Dataset items
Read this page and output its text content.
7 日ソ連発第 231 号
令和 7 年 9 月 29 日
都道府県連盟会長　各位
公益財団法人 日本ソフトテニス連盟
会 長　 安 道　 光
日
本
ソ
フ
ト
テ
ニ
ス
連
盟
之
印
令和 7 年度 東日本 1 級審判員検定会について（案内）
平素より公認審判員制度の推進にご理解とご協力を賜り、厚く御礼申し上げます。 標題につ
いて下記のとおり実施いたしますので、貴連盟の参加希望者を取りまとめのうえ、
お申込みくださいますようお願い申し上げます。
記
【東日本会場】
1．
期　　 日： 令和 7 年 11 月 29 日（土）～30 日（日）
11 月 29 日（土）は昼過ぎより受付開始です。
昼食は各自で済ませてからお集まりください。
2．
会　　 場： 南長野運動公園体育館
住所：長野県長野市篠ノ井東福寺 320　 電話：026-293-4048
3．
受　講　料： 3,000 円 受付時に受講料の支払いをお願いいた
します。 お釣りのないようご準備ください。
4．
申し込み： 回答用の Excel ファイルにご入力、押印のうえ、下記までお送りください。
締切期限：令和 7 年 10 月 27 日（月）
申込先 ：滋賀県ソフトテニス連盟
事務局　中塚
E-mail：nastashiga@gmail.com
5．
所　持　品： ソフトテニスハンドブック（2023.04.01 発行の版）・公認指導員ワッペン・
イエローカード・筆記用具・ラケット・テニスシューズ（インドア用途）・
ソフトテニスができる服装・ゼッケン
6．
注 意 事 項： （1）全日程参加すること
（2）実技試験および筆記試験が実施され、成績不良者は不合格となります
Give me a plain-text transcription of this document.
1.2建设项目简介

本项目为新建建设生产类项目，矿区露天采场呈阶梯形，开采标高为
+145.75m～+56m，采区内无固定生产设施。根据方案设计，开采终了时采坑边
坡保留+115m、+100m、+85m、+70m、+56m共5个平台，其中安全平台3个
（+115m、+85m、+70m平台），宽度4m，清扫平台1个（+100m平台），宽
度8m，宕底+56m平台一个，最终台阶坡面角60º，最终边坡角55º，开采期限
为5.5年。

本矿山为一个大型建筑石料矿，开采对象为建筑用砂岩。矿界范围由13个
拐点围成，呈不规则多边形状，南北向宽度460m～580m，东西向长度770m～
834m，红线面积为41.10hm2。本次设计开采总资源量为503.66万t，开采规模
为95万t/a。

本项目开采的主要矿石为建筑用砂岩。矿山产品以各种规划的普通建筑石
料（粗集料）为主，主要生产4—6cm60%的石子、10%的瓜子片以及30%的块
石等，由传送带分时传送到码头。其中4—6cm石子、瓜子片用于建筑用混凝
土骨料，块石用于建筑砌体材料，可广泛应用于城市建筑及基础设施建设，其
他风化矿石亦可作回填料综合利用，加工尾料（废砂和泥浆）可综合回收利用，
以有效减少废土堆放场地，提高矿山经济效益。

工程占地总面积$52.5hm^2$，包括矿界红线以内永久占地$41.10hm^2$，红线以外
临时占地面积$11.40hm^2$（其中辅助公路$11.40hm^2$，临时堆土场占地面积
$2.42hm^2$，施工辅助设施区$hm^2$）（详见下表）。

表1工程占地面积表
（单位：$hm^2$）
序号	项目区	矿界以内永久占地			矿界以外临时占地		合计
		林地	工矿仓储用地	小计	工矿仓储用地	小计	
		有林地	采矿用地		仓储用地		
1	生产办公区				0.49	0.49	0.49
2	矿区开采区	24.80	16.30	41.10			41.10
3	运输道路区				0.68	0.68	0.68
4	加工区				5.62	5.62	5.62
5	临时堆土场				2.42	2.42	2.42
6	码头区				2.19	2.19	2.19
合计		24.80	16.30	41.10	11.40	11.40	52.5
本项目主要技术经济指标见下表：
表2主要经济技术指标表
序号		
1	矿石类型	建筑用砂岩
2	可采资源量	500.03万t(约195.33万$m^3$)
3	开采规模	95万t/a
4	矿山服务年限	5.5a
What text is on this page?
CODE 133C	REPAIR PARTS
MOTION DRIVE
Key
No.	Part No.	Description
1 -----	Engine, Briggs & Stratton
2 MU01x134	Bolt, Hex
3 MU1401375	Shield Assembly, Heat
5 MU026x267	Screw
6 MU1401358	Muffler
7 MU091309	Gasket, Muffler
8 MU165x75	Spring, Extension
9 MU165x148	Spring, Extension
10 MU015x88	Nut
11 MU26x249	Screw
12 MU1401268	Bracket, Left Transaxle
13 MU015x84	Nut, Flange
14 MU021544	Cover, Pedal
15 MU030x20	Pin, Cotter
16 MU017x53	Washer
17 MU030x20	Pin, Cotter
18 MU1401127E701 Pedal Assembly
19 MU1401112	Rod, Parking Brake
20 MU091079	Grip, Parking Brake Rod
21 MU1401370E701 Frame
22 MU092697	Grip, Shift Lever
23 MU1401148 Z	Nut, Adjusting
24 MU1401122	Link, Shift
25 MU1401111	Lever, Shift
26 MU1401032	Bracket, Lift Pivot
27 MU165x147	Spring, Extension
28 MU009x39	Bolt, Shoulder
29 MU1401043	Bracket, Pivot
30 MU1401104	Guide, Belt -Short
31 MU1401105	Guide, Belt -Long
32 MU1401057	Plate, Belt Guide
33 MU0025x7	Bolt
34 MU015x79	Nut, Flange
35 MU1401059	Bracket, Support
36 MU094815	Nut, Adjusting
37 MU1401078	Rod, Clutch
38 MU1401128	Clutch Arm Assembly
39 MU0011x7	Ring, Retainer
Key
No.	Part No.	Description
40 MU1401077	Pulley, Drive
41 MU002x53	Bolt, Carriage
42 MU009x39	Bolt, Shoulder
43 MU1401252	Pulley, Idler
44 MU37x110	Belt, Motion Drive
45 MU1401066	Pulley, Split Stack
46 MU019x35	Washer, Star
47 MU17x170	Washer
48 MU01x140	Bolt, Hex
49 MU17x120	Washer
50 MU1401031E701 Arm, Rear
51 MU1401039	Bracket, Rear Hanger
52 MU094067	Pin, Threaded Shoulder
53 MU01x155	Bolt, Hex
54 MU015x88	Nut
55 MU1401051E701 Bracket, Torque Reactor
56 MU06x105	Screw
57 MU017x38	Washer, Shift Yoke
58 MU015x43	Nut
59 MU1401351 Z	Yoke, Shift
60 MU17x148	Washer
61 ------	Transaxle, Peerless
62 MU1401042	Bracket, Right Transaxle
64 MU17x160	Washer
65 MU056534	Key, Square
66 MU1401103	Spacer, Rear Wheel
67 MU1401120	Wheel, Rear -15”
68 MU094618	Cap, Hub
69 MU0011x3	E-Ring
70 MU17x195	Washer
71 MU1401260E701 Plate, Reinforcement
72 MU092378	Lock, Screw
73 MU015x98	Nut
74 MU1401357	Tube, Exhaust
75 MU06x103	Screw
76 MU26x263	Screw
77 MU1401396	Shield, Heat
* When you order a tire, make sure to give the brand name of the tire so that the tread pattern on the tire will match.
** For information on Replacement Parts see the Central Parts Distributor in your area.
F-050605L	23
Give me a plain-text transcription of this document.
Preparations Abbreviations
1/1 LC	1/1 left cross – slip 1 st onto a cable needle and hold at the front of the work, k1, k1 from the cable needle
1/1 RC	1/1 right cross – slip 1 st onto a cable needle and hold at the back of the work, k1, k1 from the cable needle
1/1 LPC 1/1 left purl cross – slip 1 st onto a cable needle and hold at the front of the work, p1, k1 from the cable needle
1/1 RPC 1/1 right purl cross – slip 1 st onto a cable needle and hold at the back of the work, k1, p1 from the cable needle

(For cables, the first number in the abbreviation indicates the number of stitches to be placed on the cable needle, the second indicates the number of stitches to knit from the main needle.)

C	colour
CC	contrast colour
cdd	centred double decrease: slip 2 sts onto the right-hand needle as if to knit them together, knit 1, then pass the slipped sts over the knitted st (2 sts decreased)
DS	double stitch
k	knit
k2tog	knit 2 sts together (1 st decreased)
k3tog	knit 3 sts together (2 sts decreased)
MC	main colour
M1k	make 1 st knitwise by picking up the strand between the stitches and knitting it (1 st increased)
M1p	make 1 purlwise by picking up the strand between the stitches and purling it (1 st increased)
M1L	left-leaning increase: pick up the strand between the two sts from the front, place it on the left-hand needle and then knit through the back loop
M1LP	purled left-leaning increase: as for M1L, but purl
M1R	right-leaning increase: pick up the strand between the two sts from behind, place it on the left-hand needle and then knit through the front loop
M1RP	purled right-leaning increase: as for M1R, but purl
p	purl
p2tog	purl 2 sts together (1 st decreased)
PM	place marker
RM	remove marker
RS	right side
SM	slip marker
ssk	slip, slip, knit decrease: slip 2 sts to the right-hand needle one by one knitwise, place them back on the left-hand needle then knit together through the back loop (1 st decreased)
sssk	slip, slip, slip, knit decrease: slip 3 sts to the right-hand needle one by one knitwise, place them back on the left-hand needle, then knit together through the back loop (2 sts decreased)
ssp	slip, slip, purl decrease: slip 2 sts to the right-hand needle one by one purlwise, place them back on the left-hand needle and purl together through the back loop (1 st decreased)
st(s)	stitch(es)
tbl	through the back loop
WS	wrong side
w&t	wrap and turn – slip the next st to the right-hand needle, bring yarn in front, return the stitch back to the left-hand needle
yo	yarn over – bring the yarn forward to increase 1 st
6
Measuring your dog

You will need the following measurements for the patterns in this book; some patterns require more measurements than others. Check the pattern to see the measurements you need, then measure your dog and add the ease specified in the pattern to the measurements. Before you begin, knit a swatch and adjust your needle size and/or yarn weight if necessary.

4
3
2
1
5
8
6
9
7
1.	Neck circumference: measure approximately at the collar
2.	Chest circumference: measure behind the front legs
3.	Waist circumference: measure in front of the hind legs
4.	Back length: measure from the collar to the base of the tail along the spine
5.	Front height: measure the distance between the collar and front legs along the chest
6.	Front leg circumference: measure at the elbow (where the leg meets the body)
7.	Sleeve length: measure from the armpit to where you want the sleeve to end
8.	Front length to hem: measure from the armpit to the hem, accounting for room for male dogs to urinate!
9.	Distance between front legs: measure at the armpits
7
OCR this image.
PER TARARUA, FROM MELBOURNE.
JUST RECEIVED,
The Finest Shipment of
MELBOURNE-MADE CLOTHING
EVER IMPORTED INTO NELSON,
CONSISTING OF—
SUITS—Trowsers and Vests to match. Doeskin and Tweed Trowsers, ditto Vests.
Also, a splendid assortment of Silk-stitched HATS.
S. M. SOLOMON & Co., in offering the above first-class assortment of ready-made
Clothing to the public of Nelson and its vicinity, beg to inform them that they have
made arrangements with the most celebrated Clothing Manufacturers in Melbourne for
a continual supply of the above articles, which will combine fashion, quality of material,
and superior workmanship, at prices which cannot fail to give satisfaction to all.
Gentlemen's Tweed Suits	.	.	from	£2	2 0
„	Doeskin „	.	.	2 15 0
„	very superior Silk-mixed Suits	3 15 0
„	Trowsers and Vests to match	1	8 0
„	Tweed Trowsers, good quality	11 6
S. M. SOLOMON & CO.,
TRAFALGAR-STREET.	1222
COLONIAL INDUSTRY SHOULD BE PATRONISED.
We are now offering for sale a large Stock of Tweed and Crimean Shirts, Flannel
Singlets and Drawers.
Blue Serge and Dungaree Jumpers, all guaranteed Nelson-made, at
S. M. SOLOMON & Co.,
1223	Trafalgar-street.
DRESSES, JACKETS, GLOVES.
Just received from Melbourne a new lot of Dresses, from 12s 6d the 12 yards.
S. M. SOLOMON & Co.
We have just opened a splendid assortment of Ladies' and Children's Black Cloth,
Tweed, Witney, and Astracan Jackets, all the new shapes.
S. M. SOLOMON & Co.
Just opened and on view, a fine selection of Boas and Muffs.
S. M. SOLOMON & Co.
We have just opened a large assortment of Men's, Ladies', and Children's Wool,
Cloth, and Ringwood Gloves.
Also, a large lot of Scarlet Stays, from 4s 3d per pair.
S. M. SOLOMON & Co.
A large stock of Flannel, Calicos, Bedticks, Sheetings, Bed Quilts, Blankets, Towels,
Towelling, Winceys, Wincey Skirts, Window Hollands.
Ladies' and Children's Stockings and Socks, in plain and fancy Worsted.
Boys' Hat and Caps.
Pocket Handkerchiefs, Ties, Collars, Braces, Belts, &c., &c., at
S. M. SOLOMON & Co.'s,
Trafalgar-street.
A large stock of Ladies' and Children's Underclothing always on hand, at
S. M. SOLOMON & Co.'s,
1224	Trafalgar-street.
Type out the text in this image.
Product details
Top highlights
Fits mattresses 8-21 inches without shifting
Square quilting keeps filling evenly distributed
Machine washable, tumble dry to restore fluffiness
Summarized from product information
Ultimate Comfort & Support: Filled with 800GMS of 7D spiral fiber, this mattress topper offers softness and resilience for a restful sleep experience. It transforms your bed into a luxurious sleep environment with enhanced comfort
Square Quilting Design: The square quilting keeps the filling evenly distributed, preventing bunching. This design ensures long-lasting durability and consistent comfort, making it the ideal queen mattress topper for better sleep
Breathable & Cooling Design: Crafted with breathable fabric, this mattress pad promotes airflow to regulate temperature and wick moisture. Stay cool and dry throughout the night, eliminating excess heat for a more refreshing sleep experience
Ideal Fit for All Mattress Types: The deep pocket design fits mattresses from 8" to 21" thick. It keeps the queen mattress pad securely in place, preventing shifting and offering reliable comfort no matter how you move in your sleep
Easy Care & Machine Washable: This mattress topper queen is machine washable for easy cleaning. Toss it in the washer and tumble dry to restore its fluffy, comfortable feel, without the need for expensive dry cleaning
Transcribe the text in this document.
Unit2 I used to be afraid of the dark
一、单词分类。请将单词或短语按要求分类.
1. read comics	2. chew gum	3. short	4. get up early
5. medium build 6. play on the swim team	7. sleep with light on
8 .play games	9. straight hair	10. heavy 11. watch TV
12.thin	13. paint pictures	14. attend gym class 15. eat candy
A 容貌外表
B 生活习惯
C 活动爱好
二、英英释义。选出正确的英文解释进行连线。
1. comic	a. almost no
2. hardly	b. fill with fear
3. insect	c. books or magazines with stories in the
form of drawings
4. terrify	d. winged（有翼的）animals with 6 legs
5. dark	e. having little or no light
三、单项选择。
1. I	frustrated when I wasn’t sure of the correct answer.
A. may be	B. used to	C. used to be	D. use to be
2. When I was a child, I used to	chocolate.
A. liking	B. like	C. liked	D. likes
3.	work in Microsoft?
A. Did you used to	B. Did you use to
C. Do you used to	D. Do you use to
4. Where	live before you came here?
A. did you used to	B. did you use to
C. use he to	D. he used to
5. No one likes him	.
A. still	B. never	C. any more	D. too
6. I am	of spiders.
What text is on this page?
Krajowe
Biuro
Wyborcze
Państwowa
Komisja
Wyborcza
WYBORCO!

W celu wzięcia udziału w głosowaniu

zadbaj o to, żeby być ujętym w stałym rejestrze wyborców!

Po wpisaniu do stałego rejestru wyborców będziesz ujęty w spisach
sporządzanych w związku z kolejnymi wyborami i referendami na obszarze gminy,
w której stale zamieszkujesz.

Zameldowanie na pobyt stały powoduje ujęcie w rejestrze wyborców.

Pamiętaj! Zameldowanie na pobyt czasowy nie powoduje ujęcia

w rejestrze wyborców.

Goal: Output only the lines running from the line with "Transcribe the text in this document." through the final line of the data, inclusive.

Completed task:
Transcribe the text in this document.
Unit2 I used to be afraid of the dark
一、单词分类。请将单词或短语按要求分类.
1. read comics	2. chew gum	3. short	4. get up early
5. medium build 6. play on the swim team	7. sleep with light on
8 .play games	9. straight hair	10. heavy 11. watch TV
12.thin	13. paint pictures	14. attend gym class 15. eat candy
A 容貌外表
B 生活习惯
C 活动爱好
二、英英释义。选出正确的英文解释进行连线。
1. comic	a. almost no
2. hardly	b. fill with fear
3. insect	c. books or magazines with stories in the
form of drawings
4. terrify	d. winged（有翼的）animals with 6 legs
5. dark	e. having little or no light
三、单项选择。
1. I	frustrated when I wasn’t sure of the correct answer.
A. may be	B. used to	C. used to be	D. use to be
2. When I was a child, I used to	chocolate.
A. liking	B. like	C. liked	D. likes
3.	work in Microsoft?
A. Did you used to	B. Did you use to
C. Do you used to	D. Do you use to
4. Where	live before you came here?
A. did you used to	B. did you use to
C. use he to	D. he used to
5. No one likes him	.
A. still	B. never	C. any more	D. too
6. I am	of spiders.
What text is on this page?
Krajowe
Biuro
Wyborcze
Państwowa
Komisja
Wyborcza
WYBORCO!

W celu wzięcia udziału w głosowaniu

zadbaj o to, żeby być ujętym w stałym rejestrze wyborców!

Po wpisaniu do stałego rejestru wyborców będziesz ujęty w spisach
sporządzanych w związku z kolejnymi wyborami i referendami na obszarze gminy,
w której stale zamieszkujesz.

Zameldowanie na pobyt stały powoduje ujęcie w rejestrze wyborców.

Pamiętaj! Zameldowanie na pobyt czasowy nie powoduje ujęcia

w rejestrze wyborców.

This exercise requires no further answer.